GIVEN REQUEST – What follows is a set of records; repeat all of them exactly.

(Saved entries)
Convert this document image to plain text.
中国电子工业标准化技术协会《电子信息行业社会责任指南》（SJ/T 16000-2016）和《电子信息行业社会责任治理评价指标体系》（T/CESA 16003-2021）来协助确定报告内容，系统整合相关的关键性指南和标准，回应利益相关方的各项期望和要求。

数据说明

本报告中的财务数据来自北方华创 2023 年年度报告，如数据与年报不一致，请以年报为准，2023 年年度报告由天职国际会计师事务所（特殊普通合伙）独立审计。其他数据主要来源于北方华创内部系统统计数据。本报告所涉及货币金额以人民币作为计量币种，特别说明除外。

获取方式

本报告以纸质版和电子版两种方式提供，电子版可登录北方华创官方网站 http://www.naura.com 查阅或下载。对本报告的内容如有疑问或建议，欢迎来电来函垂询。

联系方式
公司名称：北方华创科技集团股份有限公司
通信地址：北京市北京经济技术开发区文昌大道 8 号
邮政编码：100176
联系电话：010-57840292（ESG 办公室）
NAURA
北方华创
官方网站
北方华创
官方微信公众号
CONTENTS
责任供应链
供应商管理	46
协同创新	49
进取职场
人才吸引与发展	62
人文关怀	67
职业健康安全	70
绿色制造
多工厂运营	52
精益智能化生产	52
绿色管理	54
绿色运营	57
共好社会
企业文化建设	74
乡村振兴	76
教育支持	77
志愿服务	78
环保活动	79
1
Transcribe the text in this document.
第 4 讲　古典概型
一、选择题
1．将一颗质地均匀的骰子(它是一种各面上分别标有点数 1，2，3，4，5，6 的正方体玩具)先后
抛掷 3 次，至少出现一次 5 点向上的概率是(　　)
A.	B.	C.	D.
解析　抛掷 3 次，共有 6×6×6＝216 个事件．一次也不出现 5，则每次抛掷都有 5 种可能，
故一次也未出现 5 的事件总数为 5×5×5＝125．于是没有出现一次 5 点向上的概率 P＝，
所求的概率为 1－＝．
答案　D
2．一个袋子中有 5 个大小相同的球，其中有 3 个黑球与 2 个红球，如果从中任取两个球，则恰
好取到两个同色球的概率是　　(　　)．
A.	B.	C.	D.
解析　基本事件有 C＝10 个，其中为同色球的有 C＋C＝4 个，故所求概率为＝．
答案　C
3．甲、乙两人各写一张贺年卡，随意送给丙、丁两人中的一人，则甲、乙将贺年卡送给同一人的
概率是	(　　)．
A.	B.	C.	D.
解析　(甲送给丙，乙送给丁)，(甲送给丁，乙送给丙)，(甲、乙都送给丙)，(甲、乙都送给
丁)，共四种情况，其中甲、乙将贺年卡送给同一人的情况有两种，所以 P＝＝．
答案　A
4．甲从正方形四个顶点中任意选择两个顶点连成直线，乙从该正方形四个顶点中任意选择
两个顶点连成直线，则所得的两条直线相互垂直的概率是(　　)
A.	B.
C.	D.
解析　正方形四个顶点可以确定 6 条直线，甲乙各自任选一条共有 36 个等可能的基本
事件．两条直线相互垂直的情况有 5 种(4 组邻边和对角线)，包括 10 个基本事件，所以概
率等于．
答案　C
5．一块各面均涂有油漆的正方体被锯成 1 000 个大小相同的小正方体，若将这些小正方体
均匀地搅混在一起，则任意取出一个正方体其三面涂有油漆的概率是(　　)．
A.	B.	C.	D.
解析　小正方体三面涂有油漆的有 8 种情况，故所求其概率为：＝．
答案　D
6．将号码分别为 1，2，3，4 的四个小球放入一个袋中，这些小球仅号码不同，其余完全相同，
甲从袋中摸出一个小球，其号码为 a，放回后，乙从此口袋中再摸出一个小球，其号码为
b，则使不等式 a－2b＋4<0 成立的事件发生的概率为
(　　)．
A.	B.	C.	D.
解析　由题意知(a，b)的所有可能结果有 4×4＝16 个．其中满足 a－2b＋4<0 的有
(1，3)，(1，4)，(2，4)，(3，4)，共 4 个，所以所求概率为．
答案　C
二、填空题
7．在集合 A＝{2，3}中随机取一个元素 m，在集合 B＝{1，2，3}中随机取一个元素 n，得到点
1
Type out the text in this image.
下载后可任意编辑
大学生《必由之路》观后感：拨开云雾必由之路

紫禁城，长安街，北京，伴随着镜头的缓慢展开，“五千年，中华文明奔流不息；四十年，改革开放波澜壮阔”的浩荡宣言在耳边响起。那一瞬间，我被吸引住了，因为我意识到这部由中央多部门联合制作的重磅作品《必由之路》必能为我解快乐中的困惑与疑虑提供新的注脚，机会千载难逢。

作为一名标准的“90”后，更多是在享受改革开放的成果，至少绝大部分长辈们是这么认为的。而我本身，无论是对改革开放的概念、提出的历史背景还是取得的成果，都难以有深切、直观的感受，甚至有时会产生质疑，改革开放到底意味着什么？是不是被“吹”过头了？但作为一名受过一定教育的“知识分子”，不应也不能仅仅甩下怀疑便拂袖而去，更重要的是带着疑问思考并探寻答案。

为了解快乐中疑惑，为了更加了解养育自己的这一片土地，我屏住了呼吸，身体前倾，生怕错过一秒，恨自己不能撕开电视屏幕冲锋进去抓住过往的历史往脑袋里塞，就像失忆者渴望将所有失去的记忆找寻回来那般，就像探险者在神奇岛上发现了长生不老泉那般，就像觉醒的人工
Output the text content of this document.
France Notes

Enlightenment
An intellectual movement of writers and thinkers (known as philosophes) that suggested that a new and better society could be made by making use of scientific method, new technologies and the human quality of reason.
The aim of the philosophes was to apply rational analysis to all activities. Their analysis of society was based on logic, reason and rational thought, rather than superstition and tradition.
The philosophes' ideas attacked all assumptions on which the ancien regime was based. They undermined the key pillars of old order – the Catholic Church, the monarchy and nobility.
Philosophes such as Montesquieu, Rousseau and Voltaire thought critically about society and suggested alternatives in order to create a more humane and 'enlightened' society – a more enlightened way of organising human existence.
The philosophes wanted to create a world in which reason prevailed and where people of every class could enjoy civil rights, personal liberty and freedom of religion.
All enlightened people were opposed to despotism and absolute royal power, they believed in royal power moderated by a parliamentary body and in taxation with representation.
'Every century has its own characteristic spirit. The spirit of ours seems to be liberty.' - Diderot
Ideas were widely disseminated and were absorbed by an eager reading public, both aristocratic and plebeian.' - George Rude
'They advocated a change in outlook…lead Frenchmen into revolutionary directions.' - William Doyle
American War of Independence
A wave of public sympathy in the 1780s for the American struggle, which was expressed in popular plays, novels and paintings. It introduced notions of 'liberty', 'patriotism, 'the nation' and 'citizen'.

SOLUTION FOR THIS EXERCISE –
Convert this document image to plain text.
中国电子工业标准化技术协会《电子信息行业社会责任指南》（SJ/T 16000-2016）和《电子信息行业社会责任治理评价指标体系》（T/CESA 16003-2021）来协助确定报告内容，系统整合相关的关键性指南和标准，回应利益相关方的各项期望和要求。

数据说明

本报告中的财务数据来自北方华创 2023 年年度报告，如数据与年报不一致，请以年报为准，2023 年年度报告由天职国际会计师事务所（特殊普通合伙）独立审计。其他数据主要来源于北方华创内部系统统计数据。本报告所涉及货币金额以人民币作为计量币种，特别说明除外。

获取方式

本报告以纸质版和电子版两种方式提供，电子版可登录北方华创官方网站 http://www.naura.com 查阅或下载。对本报告的内容如有疑问或建议，欢迎来电来函垂询。

联系方式
公司名称：北方华创科技集团股份有限公司
通信地址：北京市北京经济技术开发区文昌大道 8 号
邮政编码：100176
联系电话：010-57840292（ESG 办公室）
NAURA
北方华创
官方网站
北方华创
官方微信公众号
CONTENTS
责任供应链
供应商管理	46
协同创新	49
进取职场
人才吸引与发展	62
人文关怀	67
职业健康安全	70
绿色制造
多工厂运营	52
精益智能化生产	52
绿色管理	54
绿色运营	57
共好社会
企业文化建设	74
乡村振兴	76
教育支持	77
志愿服务	78
环保活动	79
1
Transcribe the text in this document.
第 4 讲　古典概型
一、选择题
1．将一颗质地均匀的骰子(它是一种各面上分别标有点数 1，2，3，4，5，6 的正方体玩具)先后
抛掷 3 次，至少出现一次 5 点向上的概率是(　　)
A.	B.	C.	D.
解析　抛掷 3 次，共有 6×6×6＝216 个事件．一次也不出现 5，则每次抛掷都有 5 种可能，
故一次也未出现 5 的事件总数为 5×5×5＝125．于是没有出现一次 5 点向上的概率 P＝，
所求的概率为 1－＝．
答案　D
2．一个袋子中有 5 个大小相同的球，其中有 3 个黑球与 2 个红球，如果从中任取两个球，则恰
好取到两个同色球的概率是　　(　　)．
A.	B.	C.	D.
解析　基本事件有 C＝10 个，其中为同色球的有 C＋C＝4 个，故所求概率为＝．
答案　C
3．甲、乙两人各写一张贺年卡，随意送给丙、丁两人中的一人，则甲、乙将贺年卡送给同一人的
概率是	(　　)．
A.	B.	C.	D.
解析　(甲送给丙，乙送给丁)，(甲送给丁，乙送给丙)，(甲、乙都送给丙)，(甲、乙都送给
丁)，共四种情况，其中甲、乙将贺年卡送给同一人的情况有两种，所以 P＝＝．
答案　A
4．甲从正方形四个顶点中任意选择两个顶点连成直线，乙从该正方形四个顶点中任意选择
两个顶点连成直线，则所得的两条直线相互垂直的概率是(　　)
A.	B.
C.	D.
解析　正方形四个顶点可以确定 6 条直线，甲乙各自任选一条共有 36 个等可能的基本
事件．两条直线相互垂直的情况有 5 种(4 组邻边和对角线)，包括 10 个基本事件，所以概
率等于．
答案　C
5．一块各面均涂有油漆的正方体被锯成 1 000 个大小相同的小正方体，若将这些小正方体
均匀地搅混在一起，则任意取出一个正方体其三面涂有油漆的概率是(　　)．
A.	B.	C.	D.
解析　小正方体三面涂有油漆的有 8 种情况，故所求其概率为：＝．
答案　D
6．将号码分别为 1，2，3，4 的四个小球放入一个袋中，这些小球仅号码不同，其余完全相同，
甲从袋中摸出一个小球，其号码为 a，放回后，乙从此口袋中再摸出一个小球，其号码为
b，则使不等式 a－2b＋4<0 成立的事件发生的概率为
(　　)．
A.	B.	C.	D.
解析　由题意知(a，b)的所有可能结果有 4×4＝16 个．其中满足 a－2b＋4<0 的有
(1，3)，(1，4)，(2，4)，(3，4)，共 4 个，所以所求概率为．
答案　C
二、填空题
7．在集合 A＝{2，3}中随机取一个元素 m，在集合 B＝{1，2，3}中随机取一个元素 n，得到点
1
Type out the text in this image.
下载后可任意编辑
大学生《必由之路》观后感：拨开云雾必由之路

紫禁城，长安街，北京，伴随着镜头的缓慢展开，“五千年，中华文明奔流不息；四十年，改革开放波澜壮阔”的浩荡宣言在耳边响起。那一瞬间，我被吸引住了，因为我意识到这部由中央多部门联合制作的重磅作品《必由之路》必能为我解快乐中的困惑与疑虑提供新的注脚，机会千载难逢。

作为一名标准的“90”后，更多是在享受改革开放的成果，至少绝大部分长辈们是这么认为的。而我本身，无论是对改革开放的概念、提出的历史背景还是取得的成果，都难以有深切、直观的感受，甚至有时会产生质疑，改革开放到底意味着什么？是不是被“吹”过头了？但作为一名受过一定教育的“知识分子”，不应也不能仅仅甩下怀疑便拂袖而去，更重要的是带着疑问思考并探寻答案。

为了解快乐中疑惑，为了更加了解养育自己的这一片土地，我屏住了呼吸，身体前倾，生怕错过一秒，恨自己不能撕开电视屏幕冲锋进去抓住过往的历史往脑袋里塞，就像失忆者渴望将所有失去的记忆找寻回来那般，就像探险者在神奇岛上发现了长生不老泉那般，就像觉醒的人工
Output the text content of this document.
France Notes

Enlightenment
An intellectual movement of writers and thinkers (known as philosophes) that suggested that a new and better society could be made by making use of scientific method, new technologies and the human quality of reason.
The aim of the philosophes was to apply rational analysis to all activities. Their analysis of society was based on logic, reason and rational thought, rather than superstition and tradition.
The philosophes' ideas attacked all assumptions on which the ancien regime was based. They undermined the key pillars of old order – the Catholic Church, the monarchy and nobility.
Philosophes such as Montesquieu, Rousseau and Voltaire thought critically about society and suggested alternatives in order to create a more humane and 'enlightened' society – a more enlightened way of organising human existence.
The philosophes wanted to create a world in which reason prevailed and where people of every class could enjoy civil rights, personal liberty and freedom of religion.
All enlightened people were opposed to despotism and absolute royal power, they believed in royal power moderated by a parliamentary body and in taxation with representation.
'Every century has its own characteristic spirit. The spirit of ours seems to be liberty.' - Diderot
Ideas were widely disseminated and were absorbed by an eager reading public, both aristocratic and plebeian.' - George Rude
'They advocated a change in outlook…lead Frenchmen into revolutionary directions.' - William Doyle
American War of Independence
A wave of public sympathy in the 1780s for the American struggle, which was expressed in popular plays, novels and paintings. It introduced notions of 'liberty', 'patriotism, 'the nation' and 'citizen'.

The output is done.